LISTED RECORDS:
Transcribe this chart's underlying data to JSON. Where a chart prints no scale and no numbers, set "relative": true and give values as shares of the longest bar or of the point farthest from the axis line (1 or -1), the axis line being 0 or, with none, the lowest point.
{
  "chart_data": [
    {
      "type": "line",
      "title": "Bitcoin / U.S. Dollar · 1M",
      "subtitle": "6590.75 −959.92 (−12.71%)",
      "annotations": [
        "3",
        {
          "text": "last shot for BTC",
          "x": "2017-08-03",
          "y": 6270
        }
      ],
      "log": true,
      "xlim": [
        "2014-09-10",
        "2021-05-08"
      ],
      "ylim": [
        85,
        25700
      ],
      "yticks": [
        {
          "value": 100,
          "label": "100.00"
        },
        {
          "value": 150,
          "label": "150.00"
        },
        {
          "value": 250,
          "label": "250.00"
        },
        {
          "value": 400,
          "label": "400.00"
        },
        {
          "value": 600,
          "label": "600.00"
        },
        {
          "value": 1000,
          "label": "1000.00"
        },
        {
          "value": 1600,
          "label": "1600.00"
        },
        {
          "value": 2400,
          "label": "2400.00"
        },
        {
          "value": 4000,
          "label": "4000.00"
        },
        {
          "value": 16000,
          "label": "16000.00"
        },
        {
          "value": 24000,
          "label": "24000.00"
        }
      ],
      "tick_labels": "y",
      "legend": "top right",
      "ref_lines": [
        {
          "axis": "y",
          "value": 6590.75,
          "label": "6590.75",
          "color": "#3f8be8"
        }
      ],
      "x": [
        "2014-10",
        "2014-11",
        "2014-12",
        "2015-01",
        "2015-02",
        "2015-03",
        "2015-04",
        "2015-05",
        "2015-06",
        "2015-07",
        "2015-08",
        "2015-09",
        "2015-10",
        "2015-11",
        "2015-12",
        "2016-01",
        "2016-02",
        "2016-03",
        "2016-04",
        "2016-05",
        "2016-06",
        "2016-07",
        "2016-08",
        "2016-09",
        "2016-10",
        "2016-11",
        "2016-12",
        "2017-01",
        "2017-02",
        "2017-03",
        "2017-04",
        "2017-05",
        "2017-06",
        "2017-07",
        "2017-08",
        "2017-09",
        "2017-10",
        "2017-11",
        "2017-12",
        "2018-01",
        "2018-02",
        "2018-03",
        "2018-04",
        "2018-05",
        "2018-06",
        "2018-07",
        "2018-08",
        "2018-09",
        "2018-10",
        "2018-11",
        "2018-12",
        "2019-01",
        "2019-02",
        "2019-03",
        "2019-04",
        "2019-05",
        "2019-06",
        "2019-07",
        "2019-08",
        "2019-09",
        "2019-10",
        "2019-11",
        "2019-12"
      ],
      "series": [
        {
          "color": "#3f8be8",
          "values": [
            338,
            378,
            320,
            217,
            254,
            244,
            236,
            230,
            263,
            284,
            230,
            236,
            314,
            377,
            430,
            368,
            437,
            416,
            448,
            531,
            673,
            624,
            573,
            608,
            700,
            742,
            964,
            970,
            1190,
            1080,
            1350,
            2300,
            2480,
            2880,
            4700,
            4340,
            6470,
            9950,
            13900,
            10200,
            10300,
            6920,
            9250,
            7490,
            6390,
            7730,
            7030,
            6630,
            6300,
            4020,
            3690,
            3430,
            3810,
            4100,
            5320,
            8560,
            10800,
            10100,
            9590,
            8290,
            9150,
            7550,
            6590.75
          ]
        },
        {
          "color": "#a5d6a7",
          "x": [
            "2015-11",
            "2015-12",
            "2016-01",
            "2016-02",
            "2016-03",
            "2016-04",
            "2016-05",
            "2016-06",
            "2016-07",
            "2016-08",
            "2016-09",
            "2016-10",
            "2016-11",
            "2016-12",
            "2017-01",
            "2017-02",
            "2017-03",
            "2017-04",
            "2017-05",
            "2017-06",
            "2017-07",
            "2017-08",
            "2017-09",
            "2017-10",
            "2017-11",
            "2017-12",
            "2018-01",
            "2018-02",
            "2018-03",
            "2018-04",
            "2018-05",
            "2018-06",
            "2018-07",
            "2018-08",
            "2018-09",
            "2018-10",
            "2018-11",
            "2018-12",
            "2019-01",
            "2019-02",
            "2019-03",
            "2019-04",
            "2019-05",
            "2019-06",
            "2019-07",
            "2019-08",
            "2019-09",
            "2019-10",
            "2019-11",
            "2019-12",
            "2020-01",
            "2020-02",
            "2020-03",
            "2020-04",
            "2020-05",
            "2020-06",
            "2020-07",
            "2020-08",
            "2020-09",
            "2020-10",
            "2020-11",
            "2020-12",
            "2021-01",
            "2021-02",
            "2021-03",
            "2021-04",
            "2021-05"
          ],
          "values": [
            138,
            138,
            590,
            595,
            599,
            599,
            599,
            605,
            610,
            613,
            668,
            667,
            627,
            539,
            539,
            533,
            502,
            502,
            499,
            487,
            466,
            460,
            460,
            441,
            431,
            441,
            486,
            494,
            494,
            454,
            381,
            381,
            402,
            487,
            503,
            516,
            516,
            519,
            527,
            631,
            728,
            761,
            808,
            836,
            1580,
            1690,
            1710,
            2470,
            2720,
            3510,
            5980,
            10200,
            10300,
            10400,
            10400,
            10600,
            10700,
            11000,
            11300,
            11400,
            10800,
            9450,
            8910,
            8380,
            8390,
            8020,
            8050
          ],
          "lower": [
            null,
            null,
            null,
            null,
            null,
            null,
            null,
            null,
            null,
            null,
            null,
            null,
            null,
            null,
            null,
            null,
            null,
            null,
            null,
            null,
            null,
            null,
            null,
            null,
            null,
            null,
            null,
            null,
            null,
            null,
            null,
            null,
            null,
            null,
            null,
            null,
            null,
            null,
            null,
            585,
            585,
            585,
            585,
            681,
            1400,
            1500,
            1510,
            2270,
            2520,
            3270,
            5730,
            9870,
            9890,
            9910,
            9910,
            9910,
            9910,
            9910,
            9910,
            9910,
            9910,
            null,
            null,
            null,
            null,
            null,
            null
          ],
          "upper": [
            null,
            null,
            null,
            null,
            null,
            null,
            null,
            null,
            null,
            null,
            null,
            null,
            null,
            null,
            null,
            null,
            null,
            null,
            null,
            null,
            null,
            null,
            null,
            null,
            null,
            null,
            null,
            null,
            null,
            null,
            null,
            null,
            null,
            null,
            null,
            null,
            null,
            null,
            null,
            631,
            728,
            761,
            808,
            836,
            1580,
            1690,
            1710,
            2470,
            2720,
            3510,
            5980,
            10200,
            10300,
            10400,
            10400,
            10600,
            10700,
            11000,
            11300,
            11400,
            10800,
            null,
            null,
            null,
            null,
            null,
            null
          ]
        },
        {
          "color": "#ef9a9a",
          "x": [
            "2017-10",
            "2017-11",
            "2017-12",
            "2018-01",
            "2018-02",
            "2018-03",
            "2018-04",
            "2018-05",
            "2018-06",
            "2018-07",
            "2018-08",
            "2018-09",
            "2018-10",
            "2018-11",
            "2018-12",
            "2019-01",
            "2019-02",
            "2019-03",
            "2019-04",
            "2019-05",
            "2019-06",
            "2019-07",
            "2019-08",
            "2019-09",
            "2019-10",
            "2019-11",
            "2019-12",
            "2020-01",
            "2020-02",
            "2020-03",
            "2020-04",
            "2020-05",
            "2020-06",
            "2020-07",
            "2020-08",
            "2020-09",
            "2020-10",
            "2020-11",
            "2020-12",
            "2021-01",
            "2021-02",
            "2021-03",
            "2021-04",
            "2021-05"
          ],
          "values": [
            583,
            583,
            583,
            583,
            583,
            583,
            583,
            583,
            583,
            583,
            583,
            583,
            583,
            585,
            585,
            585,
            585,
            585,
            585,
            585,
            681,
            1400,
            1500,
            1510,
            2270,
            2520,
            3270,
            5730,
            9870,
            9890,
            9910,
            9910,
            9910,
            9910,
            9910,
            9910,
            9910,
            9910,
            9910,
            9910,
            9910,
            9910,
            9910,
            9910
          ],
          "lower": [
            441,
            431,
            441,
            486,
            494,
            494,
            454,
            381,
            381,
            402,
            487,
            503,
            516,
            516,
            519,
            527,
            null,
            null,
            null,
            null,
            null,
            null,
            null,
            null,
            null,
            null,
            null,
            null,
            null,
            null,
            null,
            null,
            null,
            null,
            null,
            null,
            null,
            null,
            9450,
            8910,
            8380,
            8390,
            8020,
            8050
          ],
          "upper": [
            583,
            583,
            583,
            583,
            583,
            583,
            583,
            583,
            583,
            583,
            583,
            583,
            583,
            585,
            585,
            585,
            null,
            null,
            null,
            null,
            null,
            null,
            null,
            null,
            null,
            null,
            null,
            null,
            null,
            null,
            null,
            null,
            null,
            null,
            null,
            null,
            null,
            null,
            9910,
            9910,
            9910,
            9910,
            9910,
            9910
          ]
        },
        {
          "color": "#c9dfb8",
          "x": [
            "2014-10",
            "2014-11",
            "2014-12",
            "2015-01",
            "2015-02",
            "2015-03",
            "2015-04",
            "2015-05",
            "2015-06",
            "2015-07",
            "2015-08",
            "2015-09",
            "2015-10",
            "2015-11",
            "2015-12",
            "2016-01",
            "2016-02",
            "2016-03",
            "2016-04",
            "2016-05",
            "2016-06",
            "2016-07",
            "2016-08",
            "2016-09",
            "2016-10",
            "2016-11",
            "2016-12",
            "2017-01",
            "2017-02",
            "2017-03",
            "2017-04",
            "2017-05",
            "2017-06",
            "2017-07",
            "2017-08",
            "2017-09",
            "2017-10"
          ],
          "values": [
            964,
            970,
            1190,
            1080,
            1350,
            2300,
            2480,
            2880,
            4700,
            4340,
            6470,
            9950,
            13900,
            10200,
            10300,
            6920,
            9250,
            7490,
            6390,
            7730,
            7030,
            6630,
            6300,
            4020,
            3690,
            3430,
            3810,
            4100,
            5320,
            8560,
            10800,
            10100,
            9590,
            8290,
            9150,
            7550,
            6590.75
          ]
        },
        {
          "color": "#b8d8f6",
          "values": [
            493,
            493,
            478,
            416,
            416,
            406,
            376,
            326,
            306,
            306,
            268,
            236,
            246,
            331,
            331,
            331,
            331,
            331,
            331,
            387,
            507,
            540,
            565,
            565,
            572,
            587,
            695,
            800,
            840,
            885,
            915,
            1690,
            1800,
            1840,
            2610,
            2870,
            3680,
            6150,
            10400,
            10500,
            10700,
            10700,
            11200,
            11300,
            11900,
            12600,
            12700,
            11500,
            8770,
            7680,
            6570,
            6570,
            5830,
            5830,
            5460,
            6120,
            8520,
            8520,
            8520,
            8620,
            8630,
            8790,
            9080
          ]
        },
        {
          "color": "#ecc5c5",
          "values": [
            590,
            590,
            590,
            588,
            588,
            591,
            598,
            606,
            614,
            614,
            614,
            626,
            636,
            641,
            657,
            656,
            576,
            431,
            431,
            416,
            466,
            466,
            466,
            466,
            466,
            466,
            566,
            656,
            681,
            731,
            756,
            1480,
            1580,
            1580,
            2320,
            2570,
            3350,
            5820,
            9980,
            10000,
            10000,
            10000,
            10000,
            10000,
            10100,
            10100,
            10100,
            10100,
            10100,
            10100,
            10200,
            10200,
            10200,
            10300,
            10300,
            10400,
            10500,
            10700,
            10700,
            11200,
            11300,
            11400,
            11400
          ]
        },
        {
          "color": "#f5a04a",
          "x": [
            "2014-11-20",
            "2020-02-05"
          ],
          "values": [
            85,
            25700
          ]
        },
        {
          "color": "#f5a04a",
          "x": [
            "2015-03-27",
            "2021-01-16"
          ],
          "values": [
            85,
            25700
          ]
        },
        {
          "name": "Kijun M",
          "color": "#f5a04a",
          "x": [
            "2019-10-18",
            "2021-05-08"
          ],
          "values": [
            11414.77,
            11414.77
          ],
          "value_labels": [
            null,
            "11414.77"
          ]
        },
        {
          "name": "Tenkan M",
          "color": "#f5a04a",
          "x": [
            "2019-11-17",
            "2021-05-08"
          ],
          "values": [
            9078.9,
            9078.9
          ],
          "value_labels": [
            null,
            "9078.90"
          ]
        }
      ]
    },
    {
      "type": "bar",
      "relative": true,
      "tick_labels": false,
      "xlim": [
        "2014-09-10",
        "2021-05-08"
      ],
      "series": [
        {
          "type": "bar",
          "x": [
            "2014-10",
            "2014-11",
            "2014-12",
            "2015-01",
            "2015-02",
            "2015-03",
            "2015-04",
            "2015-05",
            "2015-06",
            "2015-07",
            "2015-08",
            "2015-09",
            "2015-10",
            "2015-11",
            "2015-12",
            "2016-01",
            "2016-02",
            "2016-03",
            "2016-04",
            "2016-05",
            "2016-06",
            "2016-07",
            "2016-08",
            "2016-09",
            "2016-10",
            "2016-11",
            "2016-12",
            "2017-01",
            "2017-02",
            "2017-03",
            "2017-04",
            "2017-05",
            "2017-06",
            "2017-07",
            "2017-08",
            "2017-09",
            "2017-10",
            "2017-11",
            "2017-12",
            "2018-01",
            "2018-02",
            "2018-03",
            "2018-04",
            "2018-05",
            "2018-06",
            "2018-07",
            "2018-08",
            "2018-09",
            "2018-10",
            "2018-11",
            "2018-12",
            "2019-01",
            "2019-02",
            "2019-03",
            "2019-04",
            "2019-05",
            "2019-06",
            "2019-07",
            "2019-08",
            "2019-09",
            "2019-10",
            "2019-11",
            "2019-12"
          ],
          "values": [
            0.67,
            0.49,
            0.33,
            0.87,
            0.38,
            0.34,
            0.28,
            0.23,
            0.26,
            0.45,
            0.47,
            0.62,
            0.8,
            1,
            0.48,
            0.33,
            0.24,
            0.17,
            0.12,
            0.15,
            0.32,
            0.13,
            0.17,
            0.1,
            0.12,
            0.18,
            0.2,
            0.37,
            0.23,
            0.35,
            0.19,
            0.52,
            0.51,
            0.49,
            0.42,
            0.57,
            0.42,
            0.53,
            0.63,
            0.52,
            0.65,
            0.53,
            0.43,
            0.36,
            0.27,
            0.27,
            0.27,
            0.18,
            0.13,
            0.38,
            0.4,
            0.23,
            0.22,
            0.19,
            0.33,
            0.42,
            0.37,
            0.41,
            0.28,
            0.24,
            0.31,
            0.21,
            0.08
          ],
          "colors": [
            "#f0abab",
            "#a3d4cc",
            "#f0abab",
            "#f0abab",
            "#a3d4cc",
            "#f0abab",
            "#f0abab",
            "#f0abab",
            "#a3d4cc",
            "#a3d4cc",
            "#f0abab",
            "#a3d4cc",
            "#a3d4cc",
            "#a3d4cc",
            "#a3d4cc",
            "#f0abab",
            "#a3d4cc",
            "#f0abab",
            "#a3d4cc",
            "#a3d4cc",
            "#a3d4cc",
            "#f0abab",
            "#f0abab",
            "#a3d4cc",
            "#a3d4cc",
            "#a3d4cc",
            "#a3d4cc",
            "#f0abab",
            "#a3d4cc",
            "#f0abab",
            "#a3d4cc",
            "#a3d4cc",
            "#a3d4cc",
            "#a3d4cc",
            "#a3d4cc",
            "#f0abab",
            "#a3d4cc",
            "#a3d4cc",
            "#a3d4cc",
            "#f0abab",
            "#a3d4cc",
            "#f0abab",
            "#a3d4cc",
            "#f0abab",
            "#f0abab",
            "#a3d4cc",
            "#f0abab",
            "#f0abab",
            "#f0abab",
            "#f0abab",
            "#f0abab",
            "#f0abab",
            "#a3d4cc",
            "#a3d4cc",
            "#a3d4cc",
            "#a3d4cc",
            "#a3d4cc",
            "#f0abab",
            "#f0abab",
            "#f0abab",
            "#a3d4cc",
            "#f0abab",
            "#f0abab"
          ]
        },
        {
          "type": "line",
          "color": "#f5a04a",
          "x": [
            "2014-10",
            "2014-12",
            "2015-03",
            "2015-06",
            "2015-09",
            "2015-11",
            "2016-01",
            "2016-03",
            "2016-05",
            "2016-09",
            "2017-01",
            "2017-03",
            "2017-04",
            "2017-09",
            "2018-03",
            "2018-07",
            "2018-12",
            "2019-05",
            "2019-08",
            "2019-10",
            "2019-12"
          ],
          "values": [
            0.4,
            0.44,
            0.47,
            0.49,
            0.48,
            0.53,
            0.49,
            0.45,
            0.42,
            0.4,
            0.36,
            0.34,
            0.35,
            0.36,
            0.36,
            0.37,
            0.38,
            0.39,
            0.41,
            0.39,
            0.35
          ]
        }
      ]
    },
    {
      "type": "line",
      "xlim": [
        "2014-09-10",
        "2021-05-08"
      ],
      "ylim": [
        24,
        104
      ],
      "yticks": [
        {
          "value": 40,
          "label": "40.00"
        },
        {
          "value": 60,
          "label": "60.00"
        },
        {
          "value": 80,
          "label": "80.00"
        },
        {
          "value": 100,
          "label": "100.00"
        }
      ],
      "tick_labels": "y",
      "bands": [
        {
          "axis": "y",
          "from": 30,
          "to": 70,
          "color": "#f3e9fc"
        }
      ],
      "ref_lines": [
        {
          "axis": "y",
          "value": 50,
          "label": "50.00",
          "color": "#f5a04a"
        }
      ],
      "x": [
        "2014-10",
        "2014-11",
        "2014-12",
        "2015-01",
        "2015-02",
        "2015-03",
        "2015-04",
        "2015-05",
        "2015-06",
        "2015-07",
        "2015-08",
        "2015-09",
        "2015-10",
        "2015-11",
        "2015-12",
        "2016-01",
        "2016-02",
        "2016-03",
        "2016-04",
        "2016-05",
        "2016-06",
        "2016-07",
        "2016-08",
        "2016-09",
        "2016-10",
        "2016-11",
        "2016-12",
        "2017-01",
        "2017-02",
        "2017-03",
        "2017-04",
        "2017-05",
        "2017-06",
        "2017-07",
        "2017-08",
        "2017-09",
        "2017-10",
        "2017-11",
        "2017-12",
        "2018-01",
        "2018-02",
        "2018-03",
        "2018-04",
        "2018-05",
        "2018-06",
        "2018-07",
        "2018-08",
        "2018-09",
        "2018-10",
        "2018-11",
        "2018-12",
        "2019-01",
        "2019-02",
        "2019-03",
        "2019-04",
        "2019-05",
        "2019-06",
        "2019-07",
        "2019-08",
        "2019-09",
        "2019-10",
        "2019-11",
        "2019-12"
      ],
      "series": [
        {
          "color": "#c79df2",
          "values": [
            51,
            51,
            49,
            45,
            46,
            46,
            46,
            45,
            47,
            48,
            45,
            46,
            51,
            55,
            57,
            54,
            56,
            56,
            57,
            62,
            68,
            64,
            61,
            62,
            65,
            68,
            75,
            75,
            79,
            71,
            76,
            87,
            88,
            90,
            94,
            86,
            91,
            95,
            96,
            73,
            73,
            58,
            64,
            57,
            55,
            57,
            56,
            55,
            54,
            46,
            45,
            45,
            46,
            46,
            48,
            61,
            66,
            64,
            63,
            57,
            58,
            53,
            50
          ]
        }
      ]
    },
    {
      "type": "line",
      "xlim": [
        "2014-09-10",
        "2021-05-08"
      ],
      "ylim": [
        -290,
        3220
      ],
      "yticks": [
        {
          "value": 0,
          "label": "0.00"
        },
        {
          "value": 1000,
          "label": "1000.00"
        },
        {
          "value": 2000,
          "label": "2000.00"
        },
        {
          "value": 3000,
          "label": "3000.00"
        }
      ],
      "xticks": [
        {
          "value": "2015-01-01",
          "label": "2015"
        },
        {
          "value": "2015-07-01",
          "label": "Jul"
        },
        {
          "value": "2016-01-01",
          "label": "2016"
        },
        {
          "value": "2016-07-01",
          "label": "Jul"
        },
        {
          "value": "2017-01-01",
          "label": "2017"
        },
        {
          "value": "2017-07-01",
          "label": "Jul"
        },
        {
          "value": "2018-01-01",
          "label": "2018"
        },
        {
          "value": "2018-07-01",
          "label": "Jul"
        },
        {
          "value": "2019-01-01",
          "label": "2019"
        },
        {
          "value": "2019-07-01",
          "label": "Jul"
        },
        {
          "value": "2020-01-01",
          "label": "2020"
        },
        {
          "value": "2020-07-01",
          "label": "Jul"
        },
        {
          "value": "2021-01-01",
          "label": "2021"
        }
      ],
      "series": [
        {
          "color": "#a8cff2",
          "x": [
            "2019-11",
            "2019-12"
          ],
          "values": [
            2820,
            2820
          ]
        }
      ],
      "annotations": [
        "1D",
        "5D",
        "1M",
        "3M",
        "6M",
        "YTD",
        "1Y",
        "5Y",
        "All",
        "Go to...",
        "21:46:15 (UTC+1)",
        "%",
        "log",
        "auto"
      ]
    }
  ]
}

AIM: Search the data for "true" and list every line in which it occurs.

SOLUTION TO THIS TASK:
Transcribe this chart's underlying data to JSON. Where a chart prints no scale and no numbers, set "relative": true and give values as shares of the longest bar or of the point farthest from the axis line (1 or -1), the axis line being 0 or, with none, the lowest point.
      "log": true,
      "relative": true,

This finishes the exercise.